Do this: Pick out all lines in the listing holding the string "style" and copy them.

Records to process:
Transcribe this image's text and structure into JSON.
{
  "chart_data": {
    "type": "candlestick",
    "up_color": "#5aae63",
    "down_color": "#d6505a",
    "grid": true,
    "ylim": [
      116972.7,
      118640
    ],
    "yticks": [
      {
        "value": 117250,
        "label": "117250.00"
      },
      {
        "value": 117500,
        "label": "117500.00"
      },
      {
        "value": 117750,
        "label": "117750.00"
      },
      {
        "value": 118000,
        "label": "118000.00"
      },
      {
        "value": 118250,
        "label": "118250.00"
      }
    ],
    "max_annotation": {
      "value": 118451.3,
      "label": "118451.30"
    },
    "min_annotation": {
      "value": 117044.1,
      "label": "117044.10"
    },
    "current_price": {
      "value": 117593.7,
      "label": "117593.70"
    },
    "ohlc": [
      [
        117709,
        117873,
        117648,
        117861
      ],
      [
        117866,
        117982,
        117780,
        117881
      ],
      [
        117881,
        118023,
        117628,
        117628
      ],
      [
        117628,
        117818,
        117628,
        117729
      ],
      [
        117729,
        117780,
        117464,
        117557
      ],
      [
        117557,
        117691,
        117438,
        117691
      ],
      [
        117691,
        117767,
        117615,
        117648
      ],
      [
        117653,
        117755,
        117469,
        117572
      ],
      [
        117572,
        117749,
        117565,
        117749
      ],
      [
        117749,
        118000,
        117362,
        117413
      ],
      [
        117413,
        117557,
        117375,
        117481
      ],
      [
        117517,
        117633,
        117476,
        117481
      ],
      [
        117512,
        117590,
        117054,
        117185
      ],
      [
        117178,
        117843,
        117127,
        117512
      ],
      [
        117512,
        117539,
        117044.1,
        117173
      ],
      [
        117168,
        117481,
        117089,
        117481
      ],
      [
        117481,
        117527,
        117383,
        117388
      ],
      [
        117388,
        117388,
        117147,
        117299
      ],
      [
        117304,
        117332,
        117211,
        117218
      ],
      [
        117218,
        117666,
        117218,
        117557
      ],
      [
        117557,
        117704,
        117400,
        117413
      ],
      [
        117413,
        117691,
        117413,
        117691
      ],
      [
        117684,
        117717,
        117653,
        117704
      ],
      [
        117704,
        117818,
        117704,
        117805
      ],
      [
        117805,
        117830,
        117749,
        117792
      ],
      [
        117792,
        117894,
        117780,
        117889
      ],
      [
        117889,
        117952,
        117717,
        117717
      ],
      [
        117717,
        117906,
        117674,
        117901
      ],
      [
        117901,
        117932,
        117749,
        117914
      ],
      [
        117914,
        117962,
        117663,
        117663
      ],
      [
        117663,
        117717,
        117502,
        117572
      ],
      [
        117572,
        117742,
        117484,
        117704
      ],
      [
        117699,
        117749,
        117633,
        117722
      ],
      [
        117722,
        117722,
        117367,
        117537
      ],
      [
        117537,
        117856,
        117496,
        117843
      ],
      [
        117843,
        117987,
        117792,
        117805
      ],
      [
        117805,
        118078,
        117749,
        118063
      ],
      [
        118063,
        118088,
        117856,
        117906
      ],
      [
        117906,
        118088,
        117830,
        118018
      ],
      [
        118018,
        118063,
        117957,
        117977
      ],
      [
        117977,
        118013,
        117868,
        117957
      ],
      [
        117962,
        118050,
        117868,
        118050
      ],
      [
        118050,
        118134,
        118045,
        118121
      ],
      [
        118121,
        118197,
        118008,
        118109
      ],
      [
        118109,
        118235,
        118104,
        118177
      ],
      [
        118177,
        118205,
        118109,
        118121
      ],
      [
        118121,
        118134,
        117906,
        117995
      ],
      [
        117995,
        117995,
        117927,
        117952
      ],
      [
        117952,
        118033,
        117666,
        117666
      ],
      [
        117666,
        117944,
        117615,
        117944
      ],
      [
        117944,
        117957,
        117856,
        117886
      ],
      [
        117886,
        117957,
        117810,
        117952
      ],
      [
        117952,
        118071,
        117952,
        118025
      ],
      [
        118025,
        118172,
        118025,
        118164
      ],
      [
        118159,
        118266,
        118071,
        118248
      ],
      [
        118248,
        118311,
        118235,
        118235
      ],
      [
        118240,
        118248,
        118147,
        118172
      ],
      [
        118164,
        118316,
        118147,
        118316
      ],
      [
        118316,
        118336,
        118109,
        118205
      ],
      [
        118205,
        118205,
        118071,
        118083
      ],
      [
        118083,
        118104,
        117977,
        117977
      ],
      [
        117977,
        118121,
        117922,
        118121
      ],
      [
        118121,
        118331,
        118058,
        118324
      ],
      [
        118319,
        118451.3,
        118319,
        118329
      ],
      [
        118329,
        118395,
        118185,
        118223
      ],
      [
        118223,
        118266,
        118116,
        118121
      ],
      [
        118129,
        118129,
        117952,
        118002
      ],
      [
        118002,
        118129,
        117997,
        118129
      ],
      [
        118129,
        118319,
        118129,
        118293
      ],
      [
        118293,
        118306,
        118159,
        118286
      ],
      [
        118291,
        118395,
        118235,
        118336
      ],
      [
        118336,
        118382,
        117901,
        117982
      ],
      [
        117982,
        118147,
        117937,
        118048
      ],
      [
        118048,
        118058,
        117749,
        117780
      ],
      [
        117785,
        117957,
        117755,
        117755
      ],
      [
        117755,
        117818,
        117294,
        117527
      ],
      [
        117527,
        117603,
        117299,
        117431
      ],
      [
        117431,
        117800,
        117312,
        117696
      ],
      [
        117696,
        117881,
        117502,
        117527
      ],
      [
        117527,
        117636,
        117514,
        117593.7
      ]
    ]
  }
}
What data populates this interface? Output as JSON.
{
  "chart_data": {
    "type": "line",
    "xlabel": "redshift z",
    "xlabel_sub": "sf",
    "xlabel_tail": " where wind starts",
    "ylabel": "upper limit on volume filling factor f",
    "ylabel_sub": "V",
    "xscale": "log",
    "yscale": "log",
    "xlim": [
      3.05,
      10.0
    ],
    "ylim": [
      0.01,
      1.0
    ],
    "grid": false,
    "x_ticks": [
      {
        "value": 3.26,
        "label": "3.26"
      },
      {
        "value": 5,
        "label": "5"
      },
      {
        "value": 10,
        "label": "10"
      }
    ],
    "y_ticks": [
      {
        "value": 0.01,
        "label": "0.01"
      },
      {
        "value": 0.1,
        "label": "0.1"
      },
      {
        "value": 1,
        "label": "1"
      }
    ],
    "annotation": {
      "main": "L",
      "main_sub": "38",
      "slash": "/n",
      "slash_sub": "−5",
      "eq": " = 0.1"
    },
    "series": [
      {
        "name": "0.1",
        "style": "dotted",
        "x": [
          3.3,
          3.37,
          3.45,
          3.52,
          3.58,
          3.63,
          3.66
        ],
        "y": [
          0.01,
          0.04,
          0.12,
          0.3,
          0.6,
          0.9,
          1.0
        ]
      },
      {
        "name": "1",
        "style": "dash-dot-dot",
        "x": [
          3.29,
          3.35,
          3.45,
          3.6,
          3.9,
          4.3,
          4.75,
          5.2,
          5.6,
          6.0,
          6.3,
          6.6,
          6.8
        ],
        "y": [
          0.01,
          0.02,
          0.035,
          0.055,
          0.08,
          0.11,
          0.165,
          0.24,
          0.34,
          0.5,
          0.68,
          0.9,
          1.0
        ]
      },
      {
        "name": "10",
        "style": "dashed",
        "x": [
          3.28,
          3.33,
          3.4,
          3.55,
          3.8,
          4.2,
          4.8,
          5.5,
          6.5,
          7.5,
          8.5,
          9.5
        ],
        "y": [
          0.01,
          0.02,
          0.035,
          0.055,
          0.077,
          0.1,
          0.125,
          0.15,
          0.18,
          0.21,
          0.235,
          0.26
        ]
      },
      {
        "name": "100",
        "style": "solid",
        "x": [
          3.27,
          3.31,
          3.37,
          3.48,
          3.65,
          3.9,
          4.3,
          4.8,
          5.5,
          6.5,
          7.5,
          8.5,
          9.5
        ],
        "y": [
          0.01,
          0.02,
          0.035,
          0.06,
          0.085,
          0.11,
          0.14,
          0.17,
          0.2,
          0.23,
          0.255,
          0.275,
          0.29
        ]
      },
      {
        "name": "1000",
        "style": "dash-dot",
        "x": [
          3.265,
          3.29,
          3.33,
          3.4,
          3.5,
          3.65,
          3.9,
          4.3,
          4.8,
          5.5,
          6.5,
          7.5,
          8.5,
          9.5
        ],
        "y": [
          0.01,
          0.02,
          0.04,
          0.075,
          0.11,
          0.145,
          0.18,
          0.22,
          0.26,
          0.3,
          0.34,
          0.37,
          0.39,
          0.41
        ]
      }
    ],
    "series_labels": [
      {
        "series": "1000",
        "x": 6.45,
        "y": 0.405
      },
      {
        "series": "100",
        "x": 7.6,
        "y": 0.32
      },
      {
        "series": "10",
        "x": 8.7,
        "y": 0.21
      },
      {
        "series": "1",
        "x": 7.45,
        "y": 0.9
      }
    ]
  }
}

Result:
        "style": "dotted",
        "style": "dash-dot-dot",
        "style": "dashed",
        "style": "solid",
        "style": "dash-dot",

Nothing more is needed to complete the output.